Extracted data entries

———

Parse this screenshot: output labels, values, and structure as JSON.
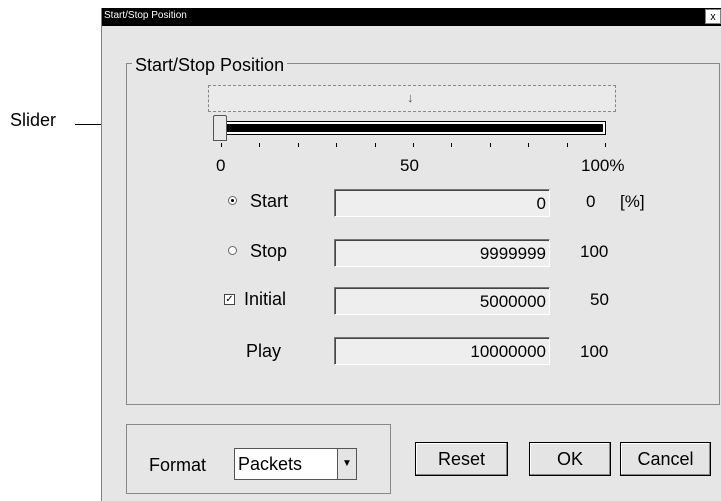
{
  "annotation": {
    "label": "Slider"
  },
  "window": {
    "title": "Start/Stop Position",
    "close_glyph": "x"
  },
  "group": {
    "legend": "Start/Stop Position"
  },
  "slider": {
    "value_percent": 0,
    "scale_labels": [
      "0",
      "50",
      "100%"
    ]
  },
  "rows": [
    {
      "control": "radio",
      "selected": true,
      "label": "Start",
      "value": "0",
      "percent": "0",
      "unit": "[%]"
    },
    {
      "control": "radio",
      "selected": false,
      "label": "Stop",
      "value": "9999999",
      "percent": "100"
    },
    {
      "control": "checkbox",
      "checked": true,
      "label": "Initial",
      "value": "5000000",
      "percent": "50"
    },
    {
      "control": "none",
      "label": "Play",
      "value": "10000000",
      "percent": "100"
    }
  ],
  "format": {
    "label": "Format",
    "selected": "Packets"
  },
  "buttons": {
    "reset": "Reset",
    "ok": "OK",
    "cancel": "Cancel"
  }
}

———

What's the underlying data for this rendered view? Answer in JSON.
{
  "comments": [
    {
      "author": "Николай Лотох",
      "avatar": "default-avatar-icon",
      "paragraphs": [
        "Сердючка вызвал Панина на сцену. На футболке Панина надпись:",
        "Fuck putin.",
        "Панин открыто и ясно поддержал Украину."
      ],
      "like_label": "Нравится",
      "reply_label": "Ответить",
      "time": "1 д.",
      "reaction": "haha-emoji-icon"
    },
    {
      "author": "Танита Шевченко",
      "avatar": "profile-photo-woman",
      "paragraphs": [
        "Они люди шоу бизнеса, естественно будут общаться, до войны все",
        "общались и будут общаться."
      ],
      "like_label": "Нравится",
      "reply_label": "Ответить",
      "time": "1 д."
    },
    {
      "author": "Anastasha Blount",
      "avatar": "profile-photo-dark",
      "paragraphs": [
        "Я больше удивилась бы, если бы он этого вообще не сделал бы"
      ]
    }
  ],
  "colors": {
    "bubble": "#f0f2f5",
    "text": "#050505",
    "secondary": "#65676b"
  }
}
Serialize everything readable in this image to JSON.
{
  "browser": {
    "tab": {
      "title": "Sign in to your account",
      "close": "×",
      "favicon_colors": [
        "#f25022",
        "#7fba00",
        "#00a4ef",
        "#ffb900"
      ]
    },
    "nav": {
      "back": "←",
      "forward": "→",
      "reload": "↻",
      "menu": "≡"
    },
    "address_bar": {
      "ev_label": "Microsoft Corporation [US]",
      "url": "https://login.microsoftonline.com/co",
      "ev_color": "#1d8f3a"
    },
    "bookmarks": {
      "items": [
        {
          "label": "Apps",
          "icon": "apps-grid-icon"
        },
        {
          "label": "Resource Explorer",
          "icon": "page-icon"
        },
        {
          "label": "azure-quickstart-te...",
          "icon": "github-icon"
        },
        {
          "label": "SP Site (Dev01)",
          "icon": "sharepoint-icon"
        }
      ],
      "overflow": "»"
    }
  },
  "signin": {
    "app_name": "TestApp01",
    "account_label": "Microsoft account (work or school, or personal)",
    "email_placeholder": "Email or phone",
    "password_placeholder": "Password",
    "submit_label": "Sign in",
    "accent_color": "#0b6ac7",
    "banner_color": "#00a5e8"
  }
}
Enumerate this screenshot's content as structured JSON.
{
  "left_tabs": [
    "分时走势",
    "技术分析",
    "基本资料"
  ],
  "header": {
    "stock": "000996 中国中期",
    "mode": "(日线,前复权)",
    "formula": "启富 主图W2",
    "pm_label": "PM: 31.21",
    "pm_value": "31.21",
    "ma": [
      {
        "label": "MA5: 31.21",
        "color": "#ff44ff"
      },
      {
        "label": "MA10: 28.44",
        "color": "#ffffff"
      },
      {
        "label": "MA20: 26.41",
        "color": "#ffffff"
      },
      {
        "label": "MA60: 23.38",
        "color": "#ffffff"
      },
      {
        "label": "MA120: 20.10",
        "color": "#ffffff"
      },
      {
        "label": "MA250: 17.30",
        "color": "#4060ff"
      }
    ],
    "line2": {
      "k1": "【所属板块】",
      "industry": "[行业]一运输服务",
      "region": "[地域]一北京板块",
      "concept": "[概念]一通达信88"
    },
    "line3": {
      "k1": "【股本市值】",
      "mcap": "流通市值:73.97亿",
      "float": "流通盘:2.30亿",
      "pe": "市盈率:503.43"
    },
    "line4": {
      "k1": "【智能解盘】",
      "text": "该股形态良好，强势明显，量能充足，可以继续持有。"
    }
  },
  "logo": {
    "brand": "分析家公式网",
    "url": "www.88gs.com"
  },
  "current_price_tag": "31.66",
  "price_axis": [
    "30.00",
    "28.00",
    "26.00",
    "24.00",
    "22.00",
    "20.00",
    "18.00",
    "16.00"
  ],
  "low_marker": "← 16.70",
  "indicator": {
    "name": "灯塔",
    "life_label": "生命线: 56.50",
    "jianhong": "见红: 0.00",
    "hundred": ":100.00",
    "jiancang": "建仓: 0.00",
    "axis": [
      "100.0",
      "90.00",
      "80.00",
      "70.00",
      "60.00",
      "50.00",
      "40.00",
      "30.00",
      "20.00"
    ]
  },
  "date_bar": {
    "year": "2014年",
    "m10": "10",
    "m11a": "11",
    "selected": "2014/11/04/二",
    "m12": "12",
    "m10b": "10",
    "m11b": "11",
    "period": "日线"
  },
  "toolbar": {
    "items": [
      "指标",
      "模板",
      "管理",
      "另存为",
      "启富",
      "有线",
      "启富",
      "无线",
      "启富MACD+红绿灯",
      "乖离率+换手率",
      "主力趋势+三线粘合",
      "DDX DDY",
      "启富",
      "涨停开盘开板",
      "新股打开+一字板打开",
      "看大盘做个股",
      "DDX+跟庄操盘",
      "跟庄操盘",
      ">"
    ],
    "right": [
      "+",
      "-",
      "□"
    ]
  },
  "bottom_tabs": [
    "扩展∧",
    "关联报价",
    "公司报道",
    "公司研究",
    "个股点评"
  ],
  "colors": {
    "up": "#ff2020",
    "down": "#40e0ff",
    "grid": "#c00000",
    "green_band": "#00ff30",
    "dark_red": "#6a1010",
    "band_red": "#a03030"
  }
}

———

Gather all the lines that include the word "title" and copy them out.

    "title": "Start/Stop Position",
      "title": "Sign in to your account",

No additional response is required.